— Problem statement —
Give an exact copy of every line, leaving images out.

[Stored entries]
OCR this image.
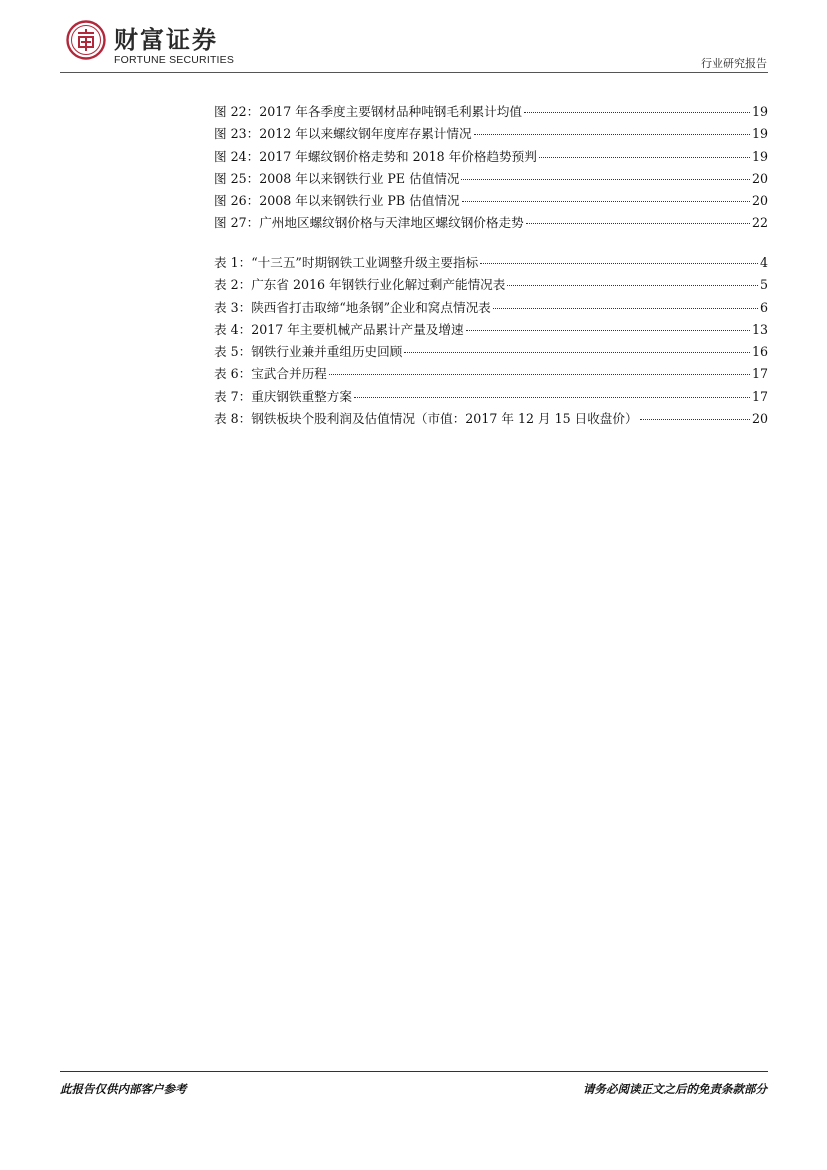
财富证券
FORTUNE SECURITIES	行业研究报告
图 22：2017 年各季度主要钢材品种吨钢毛利累计均值	19
图 23：2012 年以来螺纹钢年度库存累计情况	19
图 24：2017 年螺纹钢价格走势和 2018 年价格趋势预判	19
图 25：2008 年以来钢铁行业 PE 估值情况	20
图 26：2008 年以来钢铁行业 PB 估值情况	20
图 27：广州地区螺纹钢价格与天津地区螺纹钢价格走势	22
表 1：“十三五”时期钢铁工业调整升级主要指标	4
表 2：广东省 2016 年钢铁行业化解过剩产能情况表	5
表 3：陕西省打击取缔“地条钢”企业和窝点情况表	6
表 4：2017 年主要机械产品累计产量及增速	13
表 5：钢铁行业兼并重组历史回顾	16
表 6：宝武合并历程	17
表 7：重庆钢铁重整方案	17
表 8：钢铁板块个股利润及估值情况（市值：2017 年 12 月 15 日收盘价）	20
此报告仅供内部客户参考	请务必阅读正文之后的免责条款部分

— Final result —
OCR this image.
财富证券
FORTUNE SECURITIES	行业研究报告
图 22：2017 年各季度主要钢材品种吨钢毛利累计均值	19
图 23：2012 年以来螺纹钢年度库存累计情况	19
图 24：2017 年螺纹钢价格走势和 2018 年价格趋势预判	19
图 25：2008 年以来钢铁行业 PE 估值情况	20
图 26：2008 年以来钢铁行业 PB 估值情况	20
图 27：广州地区螺纹钢价格与天津地区螺纹钢价格走势	22
表 1：“十三五”时期钢铁工业调整升级主要指标	4
表 2：广东省 2016 年钢铁行业化解过剩产能情况表	5
表 3：陕西省打击取缔“地条钢”企业和窝点情况表	6
表 4：2017 年主要机械产品累计产量及增速	13
表 5：钢铁行业兼并重组历史回顾	16
表 6：宝武合并历程	17
表 7：重庆钢铁重整方案	17
表 8：钢铁板块个股利润及估值情况（市值：2017 年 12 月 15 日收盘价）	20
此报告仅供内部客户参考	请务必阅读正文之后的免责条款部分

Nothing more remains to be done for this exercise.